● **TASK REQUIREMENTS**:
Convert each line of the records below into a numbered list, leaving out any blank lines.

** start of INPUT ROWS **

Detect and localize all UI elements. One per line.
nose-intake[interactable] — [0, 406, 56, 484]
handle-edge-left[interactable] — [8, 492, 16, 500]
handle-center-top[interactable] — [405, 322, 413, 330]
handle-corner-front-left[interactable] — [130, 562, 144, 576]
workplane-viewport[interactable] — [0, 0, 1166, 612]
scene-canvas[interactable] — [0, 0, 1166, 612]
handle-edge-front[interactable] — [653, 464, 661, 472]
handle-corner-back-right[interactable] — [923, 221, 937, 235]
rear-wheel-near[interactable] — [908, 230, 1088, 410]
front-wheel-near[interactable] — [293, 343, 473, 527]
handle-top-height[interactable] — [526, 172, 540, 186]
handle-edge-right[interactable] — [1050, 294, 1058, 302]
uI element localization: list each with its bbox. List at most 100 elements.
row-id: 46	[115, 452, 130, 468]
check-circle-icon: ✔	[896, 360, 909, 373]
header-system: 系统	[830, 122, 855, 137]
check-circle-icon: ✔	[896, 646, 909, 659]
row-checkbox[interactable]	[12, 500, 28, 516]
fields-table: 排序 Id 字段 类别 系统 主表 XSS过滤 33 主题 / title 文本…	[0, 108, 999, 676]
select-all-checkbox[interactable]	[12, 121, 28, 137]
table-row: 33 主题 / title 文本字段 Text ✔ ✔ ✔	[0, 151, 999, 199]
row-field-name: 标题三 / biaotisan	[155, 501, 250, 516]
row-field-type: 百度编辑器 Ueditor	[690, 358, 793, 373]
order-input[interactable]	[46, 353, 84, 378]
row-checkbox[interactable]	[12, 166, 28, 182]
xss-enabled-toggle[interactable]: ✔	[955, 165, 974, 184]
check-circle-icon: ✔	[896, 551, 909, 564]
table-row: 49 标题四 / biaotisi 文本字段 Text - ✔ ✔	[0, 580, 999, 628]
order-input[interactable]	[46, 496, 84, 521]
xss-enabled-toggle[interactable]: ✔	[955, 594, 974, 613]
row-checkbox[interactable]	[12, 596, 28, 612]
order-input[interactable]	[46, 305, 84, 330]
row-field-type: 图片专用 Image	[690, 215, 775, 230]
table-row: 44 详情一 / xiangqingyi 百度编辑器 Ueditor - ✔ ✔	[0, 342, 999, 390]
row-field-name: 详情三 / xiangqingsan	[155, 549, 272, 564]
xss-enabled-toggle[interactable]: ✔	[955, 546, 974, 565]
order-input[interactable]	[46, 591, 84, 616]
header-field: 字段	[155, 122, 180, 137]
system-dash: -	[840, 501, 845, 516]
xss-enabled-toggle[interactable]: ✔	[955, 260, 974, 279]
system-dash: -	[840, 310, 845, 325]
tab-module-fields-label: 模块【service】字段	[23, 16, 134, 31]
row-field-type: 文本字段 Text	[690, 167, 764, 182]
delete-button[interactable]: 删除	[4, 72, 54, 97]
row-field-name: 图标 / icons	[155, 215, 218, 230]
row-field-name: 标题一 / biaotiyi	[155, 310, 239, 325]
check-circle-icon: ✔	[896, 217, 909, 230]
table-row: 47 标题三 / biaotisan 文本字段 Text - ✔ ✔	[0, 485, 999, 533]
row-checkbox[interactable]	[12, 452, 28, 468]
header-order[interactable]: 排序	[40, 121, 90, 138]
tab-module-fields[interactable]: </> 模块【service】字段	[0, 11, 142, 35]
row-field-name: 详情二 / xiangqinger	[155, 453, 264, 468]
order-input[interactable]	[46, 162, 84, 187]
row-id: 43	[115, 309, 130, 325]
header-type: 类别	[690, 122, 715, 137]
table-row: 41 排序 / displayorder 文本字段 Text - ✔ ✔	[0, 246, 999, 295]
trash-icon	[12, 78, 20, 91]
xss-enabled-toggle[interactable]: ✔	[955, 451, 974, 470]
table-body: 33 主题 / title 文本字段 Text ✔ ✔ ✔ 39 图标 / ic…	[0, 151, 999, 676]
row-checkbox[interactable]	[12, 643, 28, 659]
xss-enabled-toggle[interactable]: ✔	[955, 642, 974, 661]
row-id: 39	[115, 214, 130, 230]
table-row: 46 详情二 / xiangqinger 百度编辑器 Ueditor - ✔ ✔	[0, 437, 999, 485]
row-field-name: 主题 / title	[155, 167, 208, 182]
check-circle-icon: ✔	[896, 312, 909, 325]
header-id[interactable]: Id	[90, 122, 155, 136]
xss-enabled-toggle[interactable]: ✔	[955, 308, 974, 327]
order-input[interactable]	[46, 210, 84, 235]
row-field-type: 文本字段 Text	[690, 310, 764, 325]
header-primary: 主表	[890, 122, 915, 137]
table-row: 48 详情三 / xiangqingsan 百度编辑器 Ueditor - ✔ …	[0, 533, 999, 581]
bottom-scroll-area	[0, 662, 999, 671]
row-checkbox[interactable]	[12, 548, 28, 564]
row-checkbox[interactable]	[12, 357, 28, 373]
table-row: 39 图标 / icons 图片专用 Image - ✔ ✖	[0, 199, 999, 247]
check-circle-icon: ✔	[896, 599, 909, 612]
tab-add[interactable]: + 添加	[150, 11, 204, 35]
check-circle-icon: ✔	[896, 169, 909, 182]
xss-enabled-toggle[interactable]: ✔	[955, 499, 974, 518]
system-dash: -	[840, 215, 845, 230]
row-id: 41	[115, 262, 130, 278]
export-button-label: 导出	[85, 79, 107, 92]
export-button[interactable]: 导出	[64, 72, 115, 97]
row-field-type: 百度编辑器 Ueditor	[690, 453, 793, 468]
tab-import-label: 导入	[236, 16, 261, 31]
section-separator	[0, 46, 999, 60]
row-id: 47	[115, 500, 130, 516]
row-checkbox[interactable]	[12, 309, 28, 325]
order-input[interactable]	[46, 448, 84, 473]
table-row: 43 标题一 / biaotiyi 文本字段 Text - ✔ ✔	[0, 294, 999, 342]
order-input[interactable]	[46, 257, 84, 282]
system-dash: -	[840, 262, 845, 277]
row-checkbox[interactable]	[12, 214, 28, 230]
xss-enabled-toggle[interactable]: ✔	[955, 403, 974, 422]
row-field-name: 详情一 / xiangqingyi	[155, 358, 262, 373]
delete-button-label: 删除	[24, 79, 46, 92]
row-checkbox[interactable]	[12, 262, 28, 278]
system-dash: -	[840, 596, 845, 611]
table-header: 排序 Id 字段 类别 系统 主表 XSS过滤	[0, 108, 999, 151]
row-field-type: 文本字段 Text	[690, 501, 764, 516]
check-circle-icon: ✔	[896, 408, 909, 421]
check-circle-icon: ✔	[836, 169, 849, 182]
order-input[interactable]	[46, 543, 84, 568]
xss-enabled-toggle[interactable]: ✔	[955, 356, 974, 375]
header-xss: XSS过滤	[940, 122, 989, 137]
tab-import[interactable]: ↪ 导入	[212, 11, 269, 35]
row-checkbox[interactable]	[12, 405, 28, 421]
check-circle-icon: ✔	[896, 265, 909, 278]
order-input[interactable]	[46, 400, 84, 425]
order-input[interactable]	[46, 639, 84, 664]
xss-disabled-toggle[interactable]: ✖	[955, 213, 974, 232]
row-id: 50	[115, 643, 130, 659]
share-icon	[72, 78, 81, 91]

** end of INPUT ROWS **

● **PROBLEM SOLUTION**:
1. Detect and localize all UI elements. One per line.
2. nose-intake[interactable] — [0, 406, 56, 484]
3. handle-edge-left[interactable] — [8, 492, 16, 500]
4. handle-center-top[interactable] — [405, 322, 413, 330]
5. handle-corner-front-left[interactable] — [130, 562, 144, 576]
6. workplane-viewport[interactable] — [0, 0, 1166, 612]
7. scene-canvas[interactable] — [0, 0, 1166, 612]
8. handle-edge-front[interactable] — [653, 464, 661, 472]
9. handle-corner-back-right[interactable] — [923, 221, 937, 235]
10. rear-wheel-near[interactable] — [908, 230, 1088, 410]
11. front-wheel-near[interactable] — [293, 343, 473, 527]
12. handle-top-height[interactable] — [526, 172, 540, 186]
13. handle-edge-right[interactable] — [1050, 294, 1058, 302]
14. uI element localization: list each with its bbox. List at most 100 elements.
15. row-id: 46	[115, 452, 130, 468]
16. check-circle-icon: ✔	[896, 360, 909, 373]
17. header-system: 系统	[830, 122, 855, 137]
18. check-circle-icon: ✔	[896, 646, 909, 659]
19. row-checkbox[interactable]	[12, 500, 28, 516]
20. fields-table: 排序 Id 字段 类别 系统 主表 XSS过滤 33 主题 / title 文本…	[0, 108, 999, 676]
21. select-all-checkbox[interactable]	[12, 121, 28, 137]
22. table-row: 33 主题 / title 文本字段 Text ✔ ✔ ✔	[0, 151, 999, 199]
23. row-field-name: 标题三 / biaotisan	[155, 501, 250, 516]
24. row-field-type: 百度编辑器 Ueditor	[690, 358, 793, 373]
25. order-input[interactable]	[46, 353, 84, 378]
26. row-checkbox[interactable]	[12, 166, 28, 182]
27. xss-enabled-toggle[interactable]: ✔	[955, 165, 974, 184]
28. check-circle-icon: ✔	[896, 551, 909, 564]
29. table-row: 49 标题四 / biaotisi 文本字段 Text - ✔ ✔	[0, 580, 999, 628]
30. order-input[interactable]	[46, 496, 84, 521]
31. xss-enabled-toggle[interactable]: ✔	[955, 594, 974, 613]
32. row-checkbox[interactable]	[12, 596, 28, 612]
33. order-input[interactable]	[46, 305, 84, 330]
34. row-field-type: 图片专用 Image	[690, 215, 775, 230]
35. table-row: 44 详情一 / xiangqingyi 百度编辑器 Ueditor - ✔ ✔	[0, 342, 999, 390]
36. row-field-name: 详情三 / xiangqingsan	[155, 549, 272, 564]
37. xss-enabled-toggle[interactable]: ✔	[955, 546, 974, 565]
38. order-input[interactable]	[46, 591, 84, 616]
39. header-field: 字段	[155, 122, 180, 137]
40. system-dash: -	[840, 501, 845, 516]
41. xss-enabled-toggle[interactable]: ✔	[955, 260, 974, 279]
42. system-dash: -	[840, 310, 845, 325]
43. tab-module-fields-label: 模块【service】字段	[23, 16, 134, 31]
44. row-field-type: 文本字段 Text	[690, 167, 764, 182]
45. delete-button[interactable]: 删除	[4, 72, 54, 97]
46. row-field-name: 图标 / icons	[155, 215, 218, 230]
47. row-field-name: 标题一 / biaotiyi	[155, 310, 239, 325]
48. check-circle-icon: ✔	[896, 217, 909, 230]
49. table-row: 47 标题三 / biaotisan 文本字段 Text - ✔ ✔	[0, 485, 999, 533]
50. row-checkbox[interactable]	[12, 452, 28, 468]
51. header-order[interactable]: 排序	[40, 121, 90, 138]
52. tab-module-fields[interactable]: </> 模块【service】字段	[0, 11, 142, 35]
53. row-field-name: 详情二 / xiangqinger	[155, 453, 264, 468]
54. order-input[interactable]	[46, 162, 84, 187]
55. row-id: 43	[115, 309, 130, 325]
56. header-type: 类别	[690, 122, 715, 137]
57. table-row: 41 排序 / displayorder 文本字段 Text - ✔ ✔	[0, 246, 999, 295]
58. trash-icon	[12, 78, 20, 91]
59. xss-enabled-toggle[interactable]: ✔	[955, 451, 974, 470]
60. table-body: 33 主题 / title 文本字段 Text ✔ ✔ ✔ 39 图标 / ic…	[0, 151, 999, 676]
61. row-checkbox[interactable]	[12, 643, 28, 659]
62. xss-enabled-toggle[interactable]: ✔	[955, 642, 974, 661]
63. row-id: 39	[115, 214, 130, 230]
64. table-row: 46 详情二 / xiangqinger 百度编辑器 Ueditor - ✔ ✔	[0, 437, 999, 485]
65. row-field-name: 主题 / title	[155, 167, 208, 182]
66. check-circle-icon: ✔	[896, 312, 909, 325]
67. header-id[interactable]: Id	[90, 122, 155, 136]
68. xss-enabled-toggle[interactable]: ✔	[955, 308, 974, 327]
69. order-input[interactable]	[46, 210, 84, 235]
70. row-field-type: 文本字段 Text	[690, 310, 764, 325]
71. header-primary: 主表	[890, 122, 915, 137]
72. table-row: 48 详情三 / xiangqingsan 百度编辑器 Ueditor - ✔ …	[0, 533, 999, 581]
73. bottom-scroll-area	[0, 662, 999, 671]
74. row-checkbox[interactable]	[12, 548, 28, 564]
75. row-checkbox[interactable]	[12, 357, 28, 373]
76. table-row: 39 图标 / icons 图片专用 Image - ✔ ✖	[0, 199, 999, 247]
77. check-circle-icon: ✔	[896, 599, 909, 612]
78. tab-add[interactable]: + 添加	[150, 11, 204, 35]
79. check-circle-icon: ✔	[896, 169, 909, 182]
80. xss-enabled-toggle[interactable]: ✔	[955, 499, 974, 518]
81. system-dash: -	[840, 215, 845, 230]
82. row-id: 41	[115, 262, 130, 278]
83. export-button-label: 导出	[85, 79, 107, 92]
84. export-button[interactable]: 导出	[64, 72, 115, 97]
85. row-field-type: 百度编辑器 Ueditor	[690, 453, 793, 468]
86. tab-import-label: 导入	[236, 16, 261, 31]
87. section-separator	[0, 46, 999, 60]
88. row-id: 47	[115, 500, 130, 516]
89. row-checkbox[interactable]	[12, 309, 28, 325]
90. order-input[interactable]	[46, 448, 84, 473]
91. table-row: 43 标题一 / biaotiyi 文本字段 Text - ✔ ✔	[0, 294, 999, 342]
92. order-input[interactable]	[46, 257, 84, 282]
93. system-dash: -	[840, 262, 845, 277]
94. row-checkbox[interactable]	[12, 214, 28, 230]
95. xss-enabled-toggle[interactable]: ✔	[955, 403, 974, 422]
96. row-field-name: 详情一 / xiangqingyi	[155, 358, 262, 373]
97. delete-button-label: 删除	[24, 79, 46, 92]
98. row-checkbox[interactable]	[12, 262, 28, 278]
99. system-dash: -	[840, 596, 845, 611]
100. table-header: 排序 Id 字段 类别 系统 主表 XSS过滤	[0, 108, 999, 151]
101. row-field-type: 文本字段 Text	[690, 501, 764, 516]
102. check-circle-icon: ✔	[896, 408, 909, 421]
103. check-circle-icon: ✔	[836, 169, 849, 182]
104. order-input[interactable]	[46, 543, 84, 568]
105. xss-enabled-toggle[interactable]: ✔	[955, 356, 974, 375]
106. header-xss: XSS过滤	[940, 122, 989, 137]
107. tab-import[interactable]: ↪ 导入	[212, 11, 269, 35]
108. row-checkbox[interactable]	[12, 405, 28, 421]
109. check-circle-icon: ✔	[896, 265, 909, 278]
110. order-input[interactable]	[46, 400, 84, 425]
111. order-input[interactable]	[46, 639, 84, 664]
112. xss-disabled-toggle[interactable]: ✖	[955, 213, 974, 232]
113. row-id: 50	[115, 643, 130, 659]
114. share-icon	[72, 78, 81, 91]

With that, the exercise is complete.